• Task prompt:
Go through the records and extract every line with the word "смерті".
-- START --
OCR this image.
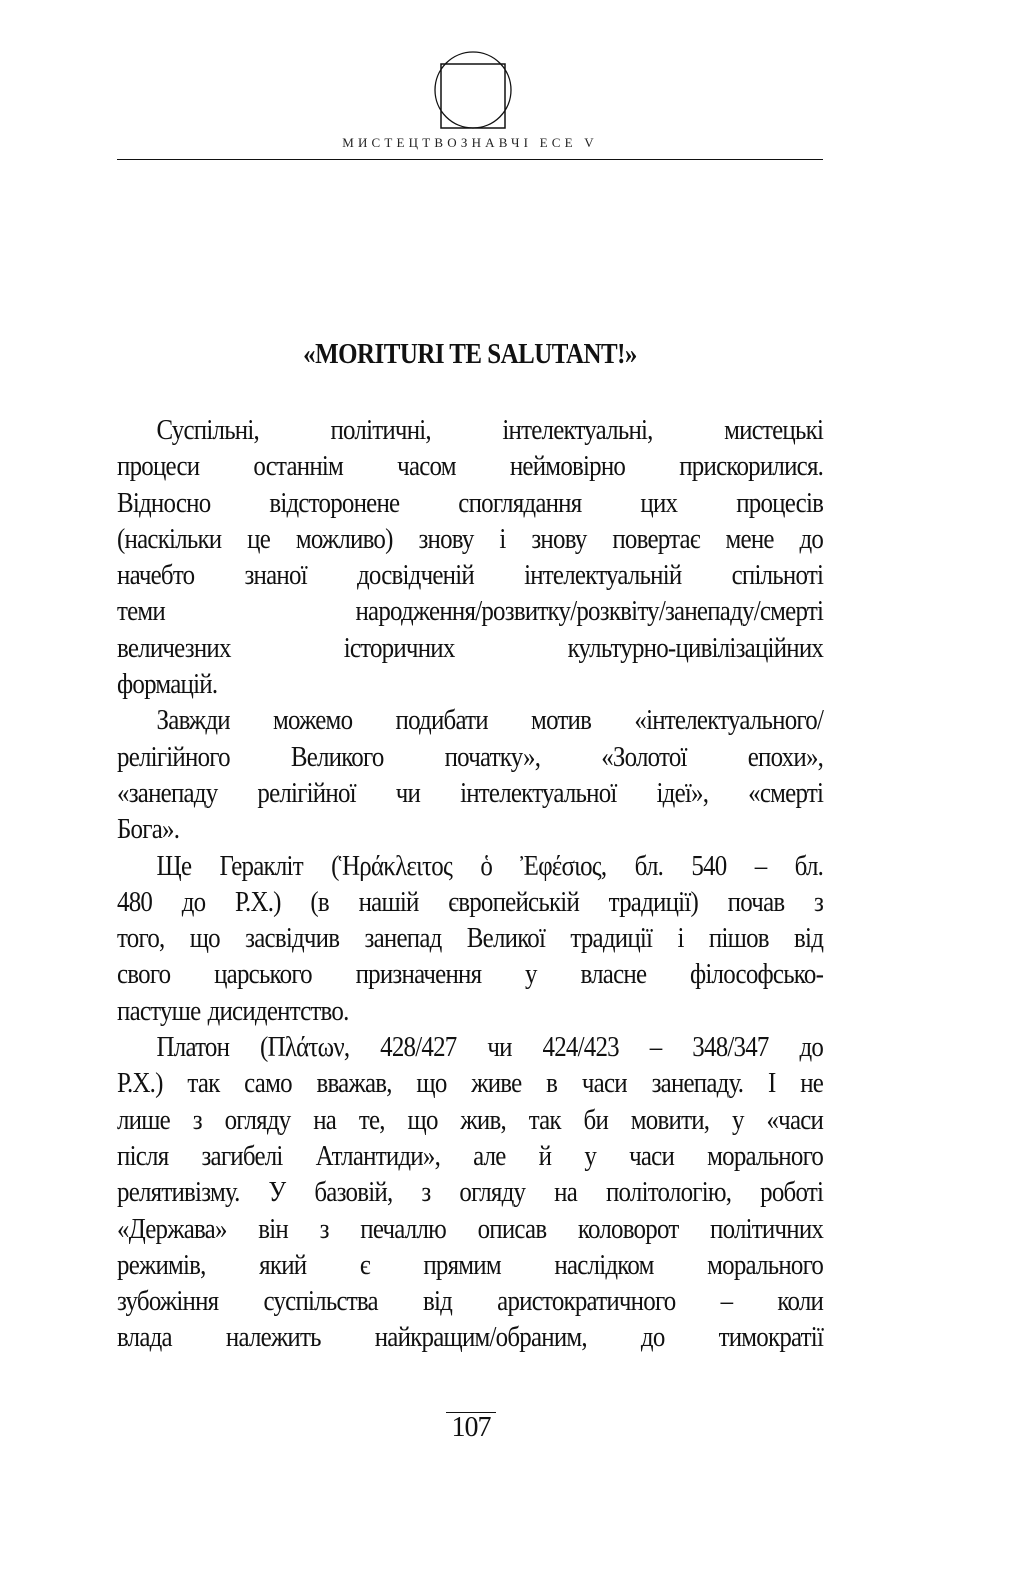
МИСТЕЦТВОЗНАВЧІ ЕСЕ V
«MORITURI TE SALUTANT!»

Суспільні, політичні, інтелектуальні, мистецькі
процеси останнім часом неймовірно прискорилися.
Відносно відсторонене споглядання цих процесів
(наскільки це можливо) знову і знову повертає мене до
начебто знаної досвідченій інтелектуальній спільноті
теми народження/розвитку/розквіту/занепаду/смерті
величезних історичних культурно-цивілізаційних
формацій.

Завжди можемо подибати мотив «інтелектуального/
релігійного Великого початку», «Золотої епохи»,
«занепаду релігійної чи інтелектуальної ідеї», «смерті
Бога».

Ще Геракліт (Ἡράκλειτος ὁ Ἐφέσιος, бл. 540 – бл.
480 до Р.Х.) (в нашій європейській традиції) почав з
того, що засвідчив занепад Великої традиції і пішов від
свого царського призначення у власне філософсько-
пастуше дисидентство.

Платон (Πλάτων, 428/427 чи 424/423 – 348/347 до
Р.Х.) так само вважав, що живе в часи занепаду. І не
лише з огляду на те, що жив, так би мовити, у «часи
після загибелі Атлантиди», але й у часи морального
релятивізму. У базовій, з огляду на політологію, роботі
«Держава» він з печаллю описав коловорот політичних
режимів, який є прямим наслідком морального
зубожіння суспільства від аристократичного – коли
влада належить найкращим/обраним, до тимократії

107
-- END --
• Problem solution:
теми народження/розвитку/розквіту/занепаду/смерті
«занепаду релігійної чи інтелектуальної ідеї», «смерті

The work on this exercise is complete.